Please give the listing again, word for word, with nothing left out.

Dataset records:
##############################

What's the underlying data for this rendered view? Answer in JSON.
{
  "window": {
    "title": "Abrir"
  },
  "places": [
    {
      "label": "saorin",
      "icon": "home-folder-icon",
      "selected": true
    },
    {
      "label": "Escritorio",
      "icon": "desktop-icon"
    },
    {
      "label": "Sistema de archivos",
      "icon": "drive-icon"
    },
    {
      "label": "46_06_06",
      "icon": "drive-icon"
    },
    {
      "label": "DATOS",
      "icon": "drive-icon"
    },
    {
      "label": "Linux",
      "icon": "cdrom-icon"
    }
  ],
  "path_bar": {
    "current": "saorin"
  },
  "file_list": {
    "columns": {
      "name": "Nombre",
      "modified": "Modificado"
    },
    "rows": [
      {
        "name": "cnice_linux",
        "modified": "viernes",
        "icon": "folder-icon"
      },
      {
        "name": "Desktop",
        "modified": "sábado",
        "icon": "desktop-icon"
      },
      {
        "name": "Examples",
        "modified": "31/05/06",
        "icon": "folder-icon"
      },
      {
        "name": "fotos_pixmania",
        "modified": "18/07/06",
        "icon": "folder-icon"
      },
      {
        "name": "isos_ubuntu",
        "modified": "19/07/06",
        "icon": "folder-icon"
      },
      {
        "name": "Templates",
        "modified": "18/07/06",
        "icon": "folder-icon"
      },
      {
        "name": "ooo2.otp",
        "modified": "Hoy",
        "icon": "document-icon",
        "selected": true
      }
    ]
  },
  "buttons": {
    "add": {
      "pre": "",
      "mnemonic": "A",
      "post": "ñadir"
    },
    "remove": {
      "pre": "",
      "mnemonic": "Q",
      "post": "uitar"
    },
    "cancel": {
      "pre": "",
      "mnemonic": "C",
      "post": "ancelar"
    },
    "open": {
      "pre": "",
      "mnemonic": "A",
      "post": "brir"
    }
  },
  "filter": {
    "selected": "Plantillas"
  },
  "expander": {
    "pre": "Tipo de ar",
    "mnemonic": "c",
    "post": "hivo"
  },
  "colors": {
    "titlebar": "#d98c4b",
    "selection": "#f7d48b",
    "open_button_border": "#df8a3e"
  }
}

##############################

▶ _Task response_:
What's the underlying data for this rendered view? Answer in JSON.
{
  "window": {
    "title": "Abrir"
  },
  "places": [
    {
      "label": "saorin",
      "icon": "home-folder-icon",
      "selected": true
    },
    {
      "label": "Escritorio",
      "icon": "desktop-icon"
    },
    {
      "label": "Sistema de archivos",
      "icon": "drive-icon"
    },
    {
      "label": "46_06_06",
      "icon": "drive-icon"
    },
    {
      "label": "DATOS",
      "icon": "drive-icon"
    },
    {
      "label": "Linux",
      "icon": "cdrom-icon"
    }
  ],
  "path_bar": {
    "current": "saorin"
  },
  "file_list": {
    "columns": {
      "name": "Nombre",
      "modified": "Modificado"
    },
    "rows": [
      {
        "name": "cnice_linux",
        "modified": "viernes",
        "icon": "folder-icon"
      },
      {
        "name": "Desktop",
        "modified": "sábado",
        "icon": "desktop-icon"
      },
      {
        "name": "Examples",
        "modified": "31/05/06",
        "icon": "folder-icon"
      },
      {
        "name": "fotos_pixmania",
        "modified": "18/07/06",
        "icon": "folder-icon"
      },
      {
        "name": "isos_ubuntu",
        "modified": "19/07/06",
        "icon": "folder-icon"
      },
      {
        "name": "Templates",
        "modified": "18/07/06",
        "icon": "folder-icon"
      },
      {
        "name": "ooo2.otp",
        "modified": "Hoy",
        "icon": "document-icon",
        "selected": true
      }
    ]
  },
  "buttons": {
    "add": {
      "pre": "",
      "mnemonic": "A",
      "post": "ñadir"
    },
    "remove": {
      "pre": "",
      "mnemonic": "Q",
      "post": "uitar"
    },
    "cancel": {
      "pre": "",
      "mnemonic": "C",
      "post": "ancelar"
    },
    "open": {
      "pre": "",
      "mnemonic": "A",
      "post": "brir"
    }
  },
  "filter": {
    "selected": "Plantillas"
  },
  "expander": {
    "pre": "Tipo de ar",
    "mnemonic": "c",
    "post": "hivo"
  },
  "colors": {
    "titlebar": "#d98c4b",
    "selection": "#f7d48b",
    "open_button_border": "#df8a3e"
  }
}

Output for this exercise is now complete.